■ **What you need to do**
Write out the entries again exactly as they are given.

■ **Dataset**

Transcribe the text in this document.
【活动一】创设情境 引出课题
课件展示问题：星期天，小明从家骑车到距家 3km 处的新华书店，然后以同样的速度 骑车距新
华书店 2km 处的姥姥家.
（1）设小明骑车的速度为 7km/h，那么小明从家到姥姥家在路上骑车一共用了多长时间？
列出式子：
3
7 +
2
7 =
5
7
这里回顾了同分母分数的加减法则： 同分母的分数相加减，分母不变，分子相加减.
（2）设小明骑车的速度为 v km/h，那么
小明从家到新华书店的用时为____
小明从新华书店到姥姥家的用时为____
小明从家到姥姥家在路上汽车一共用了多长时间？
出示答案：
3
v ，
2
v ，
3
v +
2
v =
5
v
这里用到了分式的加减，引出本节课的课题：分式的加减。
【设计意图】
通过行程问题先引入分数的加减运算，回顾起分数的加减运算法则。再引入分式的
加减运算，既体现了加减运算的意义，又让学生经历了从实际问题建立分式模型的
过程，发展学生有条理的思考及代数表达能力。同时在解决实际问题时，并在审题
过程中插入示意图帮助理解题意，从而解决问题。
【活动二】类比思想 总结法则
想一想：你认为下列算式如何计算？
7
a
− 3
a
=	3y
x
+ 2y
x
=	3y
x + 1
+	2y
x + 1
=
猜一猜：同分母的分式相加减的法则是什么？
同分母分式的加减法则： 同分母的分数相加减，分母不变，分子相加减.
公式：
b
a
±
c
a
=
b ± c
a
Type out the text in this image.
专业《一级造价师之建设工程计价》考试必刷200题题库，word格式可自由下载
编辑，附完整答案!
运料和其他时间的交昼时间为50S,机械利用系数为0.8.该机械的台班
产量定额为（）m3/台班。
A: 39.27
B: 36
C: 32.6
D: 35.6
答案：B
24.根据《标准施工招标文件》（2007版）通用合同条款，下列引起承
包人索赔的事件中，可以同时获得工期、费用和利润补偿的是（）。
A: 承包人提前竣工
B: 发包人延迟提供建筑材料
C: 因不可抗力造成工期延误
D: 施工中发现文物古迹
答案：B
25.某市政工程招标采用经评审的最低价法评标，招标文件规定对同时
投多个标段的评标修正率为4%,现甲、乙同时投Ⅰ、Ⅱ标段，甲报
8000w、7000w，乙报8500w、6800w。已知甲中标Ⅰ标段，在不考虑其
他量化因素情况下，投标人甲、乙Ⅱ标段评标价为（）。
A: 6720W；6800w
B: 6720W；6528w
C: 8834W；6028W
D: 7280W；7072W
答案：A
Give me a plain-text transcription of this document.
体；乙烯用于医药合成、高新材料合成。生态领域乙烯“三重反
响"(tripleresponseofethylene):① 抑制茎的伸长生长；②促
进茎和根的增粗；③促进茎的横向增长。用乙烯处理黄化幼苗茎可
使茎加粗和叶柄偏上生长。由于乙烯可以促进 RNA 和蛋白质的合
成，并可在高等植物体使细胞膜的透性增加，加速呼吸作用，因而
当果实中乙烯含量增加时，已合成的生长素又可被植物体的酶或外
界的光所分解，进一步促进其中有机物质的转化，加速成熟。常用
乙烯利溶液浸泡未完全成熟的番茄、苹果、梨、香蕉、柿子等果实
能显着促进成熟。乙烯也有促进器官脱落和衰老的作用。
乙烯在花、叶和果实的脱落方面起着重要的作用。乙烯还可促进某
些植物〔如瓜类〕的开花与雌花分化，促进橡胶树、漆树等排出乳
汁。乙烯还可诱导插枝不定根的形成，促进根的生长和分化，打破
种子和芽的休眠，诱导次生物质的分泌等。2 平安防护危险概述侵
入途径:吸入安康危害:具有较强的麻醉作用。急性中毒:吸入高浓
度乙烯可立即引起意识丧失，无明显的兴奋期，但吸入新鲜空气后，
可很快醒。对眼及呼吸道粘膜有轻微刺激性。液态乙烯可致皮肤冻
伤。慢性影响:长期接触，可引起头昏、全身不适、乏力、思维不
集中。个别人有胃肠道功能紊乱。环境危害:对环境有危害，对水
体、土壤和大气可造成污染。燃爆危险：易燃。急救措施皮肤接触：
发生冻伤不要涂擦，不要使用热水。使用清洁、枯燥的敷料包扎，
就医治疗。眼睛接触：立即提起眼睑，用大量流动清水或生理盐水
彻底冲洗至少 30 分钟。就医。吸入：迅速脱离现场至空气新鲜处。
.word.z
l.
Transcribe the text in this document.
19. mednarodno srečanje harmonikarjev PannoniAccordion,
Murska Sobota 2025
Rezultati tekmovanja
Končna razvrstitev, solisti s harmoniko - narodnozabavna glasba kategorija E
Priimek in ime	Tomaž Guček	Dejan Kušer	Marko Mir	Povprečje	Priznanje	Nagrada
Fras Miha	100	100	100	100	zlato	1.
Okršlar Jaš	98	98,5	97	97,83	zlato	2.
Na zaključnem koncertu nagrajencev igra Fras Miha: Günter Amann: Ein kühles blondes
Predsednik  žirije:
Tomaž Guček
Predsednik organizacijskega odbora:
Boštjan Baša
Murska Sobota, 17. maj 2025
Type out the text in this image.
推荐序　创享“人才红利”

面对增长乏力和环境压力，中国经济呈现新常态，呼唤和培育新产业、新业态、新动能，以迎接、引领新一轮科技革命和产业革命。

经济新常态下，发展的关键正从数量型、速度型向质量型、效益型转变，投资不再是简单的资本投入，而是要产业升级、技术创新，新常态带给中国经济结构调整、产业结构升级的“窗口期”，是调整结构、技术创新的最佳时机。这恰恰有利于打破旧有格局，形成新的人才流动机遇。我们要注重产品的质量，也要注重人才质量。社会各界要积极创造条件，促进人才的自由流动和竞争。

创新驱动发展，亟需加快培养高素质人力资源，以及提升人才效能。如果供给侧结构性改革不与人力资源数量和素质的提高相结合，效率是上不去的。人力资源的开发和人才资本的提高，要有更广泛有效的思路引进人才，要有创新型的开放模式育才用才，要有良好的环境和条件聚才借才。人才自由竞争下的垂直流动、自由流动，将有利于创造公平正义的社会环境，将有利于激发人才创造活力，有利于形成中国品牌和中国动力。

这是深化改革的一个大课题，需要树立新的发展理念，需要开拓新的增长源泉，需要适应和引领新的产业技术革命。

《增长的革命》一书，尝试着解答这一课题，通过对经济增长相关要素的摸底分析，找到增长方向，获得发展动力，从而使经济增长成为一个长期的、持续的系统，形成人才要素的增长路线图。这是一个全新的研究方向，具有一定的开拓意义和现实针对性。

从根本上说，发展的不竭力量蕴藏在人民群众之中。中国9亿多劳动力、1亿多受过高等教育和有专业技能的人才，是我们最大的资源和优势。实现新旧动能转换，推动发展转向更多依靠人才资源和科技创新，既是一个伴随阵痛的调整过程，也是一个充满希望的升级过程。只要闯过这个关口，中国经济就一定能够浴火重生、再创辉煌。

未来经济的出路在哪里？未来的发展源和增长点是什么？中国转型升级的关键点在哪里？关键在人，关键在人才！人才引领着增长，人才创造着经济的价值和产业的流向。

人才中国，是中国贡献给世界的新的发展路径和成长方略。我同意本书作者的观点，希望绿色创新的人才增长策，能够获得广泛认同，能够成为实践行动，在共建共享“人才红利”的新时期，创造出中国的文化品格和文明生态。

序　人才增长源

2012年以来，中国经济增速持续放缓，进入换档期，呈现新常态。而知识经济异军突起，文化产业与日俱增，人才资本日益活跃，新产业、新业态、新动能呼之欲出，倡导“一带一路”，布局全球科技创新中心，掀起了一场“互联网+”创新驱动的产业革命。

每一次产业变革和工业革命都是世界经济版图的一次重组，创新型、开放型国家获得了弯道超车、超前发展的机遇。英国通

■ **Final result**
Transcribe the text in this document.
【活动一】创设情境 引出课题
课件展示问题：星期天，小明从家骑车到距家 3km 处的新华书店，然后以同样的速度 骑车距新
华书店 2km 处的姥姥家.
（1）设小明骑车的速度为 7km/h，那么小明从家到姥姥家在路上骑车一共用了多长时间？
列出式子：
3
7 +
2
7 =
5
7
这里回顾了同分母分数的加减法则： 同分母的分数相加减，分母不变，分子相加减.
（2）设小明骑车的速度为 v km/h，那么
小明从家到新华书店的用时为____
小明从新华书店到姥姥家的用时为____
小明从家到姥姥家在路上汽车一共用了多长时间？
出示答案：
3
v ，
2
v ，
3
v +
2
v =
5
v
这里用到了分式的加减，引出本节课的课题：分式的加减。
【设计意图】
通过行程问题先引入分数的加减运算，回顾起分数的加减运算法则。再引入分式的
加减运算，既体现了加减运算的意义，又让学生经历了从实际问题建立分式模型的
过程，发展学生有条理的思考及代数表达能力。同时在解决实际问题时，并在审题
过程中插入示意图帮助理解题意，从而解决问题。
【活动二】类比思想 总结法则
想一想：你认为下列算式如何计算？
7
a
− 3
a
=	3y
x
+ 2y
x
=	3y
x + 1
+	2y
x + 1
=
猜一猜：同分母的分式相加减的法则是什么？
同分母分式的加减法则： 同分母的分数相加减，分母不变，分子相加减.
公式：
b
a
±
c
a
=
b ± c
a
Type out the text in this image.
专业《一级造价师之建设工程计价》考试必刷200题题库，word格式可自由下载
编辑，附完整答案!
运料和其他时间的交昼时间为50S,机械利用系数为0.8.该机械的台班
产量定额为（）m3/台班。
A: 39.27
B: 36
C: 32.6
D: 35.6
答案：B
24.根据《标准施工招标文件》（2007版）通用合同条款，下列引起承
包人索赔的事件中，可以同时获得工期、费用和利润补偿的是（）。
A: 承包人提前竣工
B: 发包人延迟提供建筑材料
C: 因不可抗力造成工期延误
D: 施工中发现文物古迹
答案：B
25.某市政工程招标采用经评审的最低价法评标，招标文件规定对同时
投多个标段的评标修正率为4%,现甲、乙同时投Ⅰ、Ⅱ标段，甲报
8000w、7000w，乙报8500w、6800w。已知甲中标Ⅰ标段，在不考虑其
他量化因素情况下，投标人甲、乙Ⅱ标段评标价为（）。
A: 6720W；6800w
B: 6720W；6528w
C: 8834W；6028W
D: 7280W；7072W
答案：A
Give me a plain-text transcription of this document.
体；乙烯用于医药合成、高新材料合成。生态领域乙烯“三重反
响"(tripleresponseofethylene):① 抑制茎的伸长生长；②促
进茎和根的增粗；③促进茎的横向增长。用乙烯处理黄化幼苗茎可
使茎加粗和叶柄偏上生长。由于乙烯可以促进 RNA 和蛋白质的合
成，并可在高等植物体使细胞膜的透性增加，加速呼吸作用，因而
当果实中乙烯含量增加时，已合成的生长素又可被植物体的酶或外
界的光所分解，进一步促进其中有机物质的转化，加速成熟。常用
乙烯利溶液浸泡未完全成熟的番茄、苹果、梨、香蕉、柿子等果实
能显着促进成熟。乙烯也有促进器官脱落和衰老的作用。
乙烯在花、叶和果实的脱落方面起着重要的作用。乙烯还可促进某
些植物〔如瓜类〕的开花与雌花分化，促进橡胶树、漆树等排出乳
汁。乙烯还可诱导插枝不定根的形成，促进根的生长和分化，打破
种子和芽的休眠，诱导次生物质的分泌等。2 平安防护危险概述侵
入途径:吸入安康危害:具有较强的麻醉作用。急性中毒:吸入高浓
度乙烯可立即引起意识丧失，无明显的兴奋期，但吸入新鲜空气后，
可很快醒。对眼及呼吸道粘膜有轻微刺激性。液态乙烯可致皮肤冻
伤。慢性影响:长期接触，可引起头昏、全身不适、乏力、思维不
集中。个别人有胃肠道功能紊乱。环境危害:对环境有危害，对水
体、土壤和大气可造成污染。燃爆危险：易燃。急救措施皮肤接触：
发生冻伤不要涂擦，不要使用热水。使用清洁、枯燥的敷料包扎，
就医治疗。眼睛接触：立即提起眼睑，用大量流动清水或生理盐水
彻底冲洗至少 30 分钟。就医。吸入：迅速脱离现场至空气新鲜处。
.word.z
l.
Transcribe the text in this document.
19. mednarodno srečanje harmonikarjev PannoniAccordion,
Murska Sobota 2025
Rezultati tekmovanja
Končna razvrstitev, solisti s harmoniko - narodnozabavna glasba kategorija E
Priimek in ime	Tomaž Guček	Dejan Kušer	Marko Mir	Povprečje	Priznanje	Nagrada
Fras Miha	100	100	100	100	zlato	1.
Okršlar Jaš	98	98,5	97	97,83	zlato	2.
Na zaključnem koncertu nagrajencev igra Fras Miha: Günter Amann: Ein kühles blondes
Predsednik  žirije:
Tomaž Guček
Predsednik organizacijskega odbora:
Boštjan Baša
Murska Sobota, 17. maj 2025
Type out the text in this image.
推荐序　创享“人才红利”

面对增长乏力和环境压力，中国经济呈现新常态，呼唤和培育新产业、新业态、新动能，以迎接、引领新一轮科技革命和产业革命。

经济新常态下，发展的关键正从数量型、速度型向质量型、效益型转变，投资不再是简单的资本投入，而是要产业升级、技术创新，新常态带给中国经济结构调整、产业结构升级的“窗口期”，是调整结构、技术创新的最佳时机。这恰恰有利于打破旧有格局，形成新的人才流动机遇。我们要注重产品的质量，也要注重人才质量。社会各界要积极创造条件，促进人才的自由流动和竞争。

创新驱动发展，亟需加快培养高素质人力资源，以及提升人才效能。如果供给侧结构性改革不与人力资源数量和素质的提高相结合，效率是上不去的。人力资源的开发和人才资本的提高，要有更广泛有效的思路引进人才，要有创新型的开放模式育才用才，要有良好的环境和条件聚才借才。人才自由竞争下的垂直流动、自由流动，将有利于创造公平正义的社会环境，将有利于激发人才创造活力，有利于形成中国品牌和中国动力。

这是深化改革的一个大课题，需要树立新的发展理念，需要开拓新的增长源泉，需要适应和引领新的产业技术革命。

《增长的革命》一书，尝试着解答这一课题，通过对经济增长相关要素的摸底分析，找到增长方向，获得发展动力，从而使经济增长成为一个长期的、持续的系统，形成人才要素的增长路线图。这是一个全新的研究方向，具有一定的开拓意义和现实针对性。

从根本上说，发展的不竭力量蕴藏在人民群众之中。中国9亿多劳动力、1亿多受过高等教育和有专业技能的人才，是我们最大的资源和优势。实现新旧动能转换，推动发展转向更多依靠人才资源和科技创新，既是一个伴随阵痛的调整过程，也是一个充满希望的升级过程。只要闯过这个关口，中国经济就一定能够浴火重生、再创辉煌。

未来经济的出路在哪里？未来的发展源和增长点是什么？中国转型升级的关键点在哪里？关键在人，关键在人才！人才引领着增长，人才创造着经济的价值和产业的流向。

人才中国，是中国贡献给世界的新的发展路径和成长方略。我同意本书作者的观点，希望绿色创新的人才增长策，能够获得广泛认同，能够成为实践行动，在共建共享“人才红利”的新时期，创造出中国的文化品格和文明生态。

序　人才增长源

2012年以来，中国经济增速持续放缓，进入换档期，呈现新常态。而知识经济异军突起，文化产业与日俱增，人才资本日益活跃，新产业、新业态、新动能呼之欲出，倡导“一带一路”，布局全球科技创新中心，掀起了一场“互联网+”创新驱动的产业革命。

每一次产业变革和工业革命都是世界经济版图的一次重组，创新型、开放型国家获得了弯道超车、超前发展的机遇。英国通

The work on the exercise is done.